• Task description
Wherever the word "this" appears in a line, copy that line.

Saved data entries
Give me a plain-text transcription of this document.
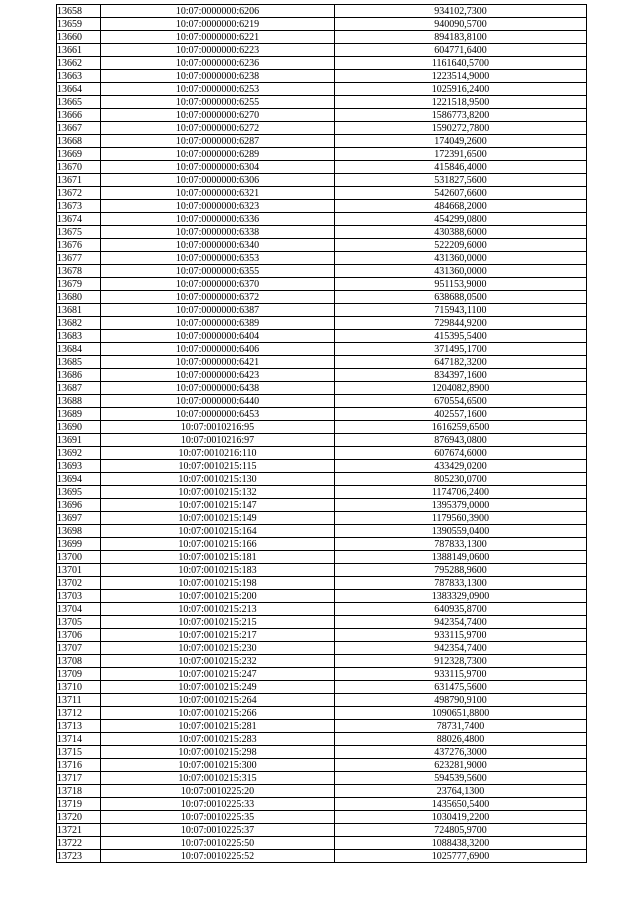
13658	10:07:0000000:6206	934102,7300
13659	10:07:0000000:6219	940090,5700
13660	10:07:0000000:6221	894183,8100
13661	10:07:0000000:6223	604771,6400
13662	10:07:0000000:6236	1161640,5700
13663	10:07:0000000:6238	1223514,9000
13664	10:07:0000000:6253	1025916,2400
13665	10:07:0000000:6255	1221518,9500
13666	10:07:0000000:6270	1586773,8200
13667	10:07:0000000:6272	1590272,7800
13668	10:07:0000000:6287	174049,2600
13669	10:07:0000000:6289	172391,6500
13670	10:07:0000000:6304	415846,4000
13671	10:07:0000000:6306	531827,5600
13672	10:07:0000000:6321	542607,6600
13673	10:07:0000000:6323	484668,2000
13674	10:07:0000000:6336	454299,0800
13675	10:07:0000000:6338	430388,6000
13676	10:07:0000000:6340	522209,6000
13677	10:07:0000000:6353	431360,0000
13678	10:07:0000000:6355	431360,0000
13679	10:07:0000000:6370	951153,9000
13680	10:07:0000000:6372	638688,0500
13681	10:07:0000000:6387	715943,1100
13682	10:07:0000000:6389	729844,9200
13683	10:07:0000000:6404	415395,5400
13684	10:07:0000000:6406	371495,1700
13685	10:07:0000000:6421	647182,3200
13686	10:07:0000000:6423	834397,1600
13687	10:07:0000000:6438	1204082,8900
13688	10:07:0000000:6440	670554,6500
13689	10:07:0000000:6453	402557,1600
13690	10:07:0010216:95	1616259,6500
13691	10:07:0010216:97	876943,0800
13692	10:07:0010216:110	607674,6000
13693	10:07:0010215:115	433429,0200
13694	10:07:0010215:130	805230,0700
13695	10:07:0010215:132	1174706,2400
13696	10:07:0010215:147	1395379,0000
13697	10:07:0010215:149	1179560,3900
13698	10:07:0010215:164	1390559,0400
13699	10:07:0010215:166	787833,1300
13700	10:07:0010215:181	1388149,0600
13701	10:07:0010215:183	795288,9600
13702	10:07:0010215:198	787833,1300
13703	10:07:0010215:200	1383329,0900
13704	10:07:0010215:213	640935,8700
13705	10:07:0010215:215	942354,7400
13706	10:07:0010215:217	933115,9700
13707	10:07:0010215:230	942354,7400
13708	10:07:0010215:232	912328,7300
13709	10:07:0010215:247	933115,9700
13710	10:07:0010215:249	631475,5600
13711	10:07:0010215:264	498790,9100
13712	10:07:0010215:266	1090651,8800
13713	10:07:0010215:281	78731,7400
13714	10:07:0010215:283	88026,4800
13715	10:07:0010215:298	437276,3000
13716	10:07:0010215:300	623281,9000
13717	10:07:0010215:315	594539,5600
13718	10:07:0010225:20	23764,1300
13719	10:07:0010225:33	1435650,5400
13720	10:07:0010225:35	1030419,2200
13721	10:07:0010225:37	724805,9700
13722	10:07:0010225:50	1088438,3200
13723	10:07:0010225:52	1025777,6900
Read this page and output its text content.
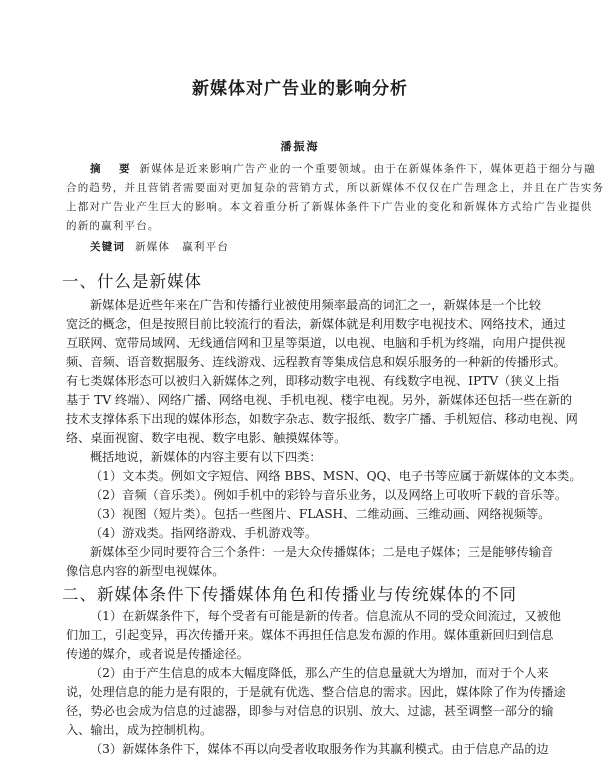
新媒体对广告业的影响分析
潘振海
摘　要 新媒体是近来影响广告产业的一个重要领域。由于在新媒体条件下，媒体更趋于细分与融
合的趋势，并且营销者需要面对更加复杂的营销方式，所以新媒体不仅仅在广告理念上，并且在广告实务
上都对广告业产生巨大的影响。本文着重分析了新媒体条件下广告业的变化和新媒体方式给广告业提供
的新的赢利平台。
关键词 新媒体 赢利平台
一、什么是新媒体
新媒体是近些年来在广告和传播行业被使用频率最高的词汇之一，新媒体是一个比较
宽泛的概念，但是按照目前比较流行的看法，新媒体就是利用数字电视技术、网络技术，通过
互联网、宽带局域网、无线通信网和卫星等渠道，以电视、电脑和手机为终端，向用户提供视
频、音频、语音数据服务、连线游戏、远程教育等集成信息和娱乐服务的一种新的传播形式。
有七类媒体形态可以被归入新媒体之列，即移动数字电视、有线数字电视、IPTV（狭义上指
基于 TV 终端）、网络广播、网络电视、手机电视、楼宇电视。另外，新媒体还包括一些在新的
技术支撑体系下出现的媒体形态，如数字杂志、数字报纸、数字广播、手机短信、移动电视、网
络、桌面视窗、数字电视、数字电影、触摸媒体等。
概括地说，新媒体的内容主要有以下四类：
（1）文本类。例如文字短信、网络 BBS、MSN、QQ、电子书等应属于新媒体的文本类。
（2）音频（音乐类）。例如手机中的彩铃与音乐业务，以及网络上可收听下载的音乐等。
（3）视图（短片类）。包括一些图片、FLASH、二维动画、三维动画、网络视频等。
（4）游戏类。指网络游戏、手机游戏等。
新媒体至少同时要符合三个条件：一是大众传播媒体；二是电子媒体；三是能够传输音
像信息内容的新型电视媒体。
二、新媒体条件下传播媒体角色和传播业与传统媒体的不同
（1）在新媒条件下，每个受者有可能是新的传者。信息流从不同的受众间流过，又被他
们加工，引起变异，再次传播开来。媒体不再担任信息发布源的作用。媒体重新回归到信息
传递的媒介，或者说是传播途径。
（2）由于产生信息的成本大幅度降低，那么产生的信息量就大为增加，而对于个人来
说，处理信息的能力是有限的，于是就有优选、整合信息的需求。因此，媒体除了作为传播途
径，势必也会成为信息的过滤器，即参与对信息的识别、放大、过滤，甚至调整一部分的输
入、输出，成为控制机构。
（3）新媒体条件下，媒体不再以向受者收取服务作为其赢利模式。由于信息产品的边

• Completed task
Give me a plain-text transcription of this document.
Read this page and output its text content.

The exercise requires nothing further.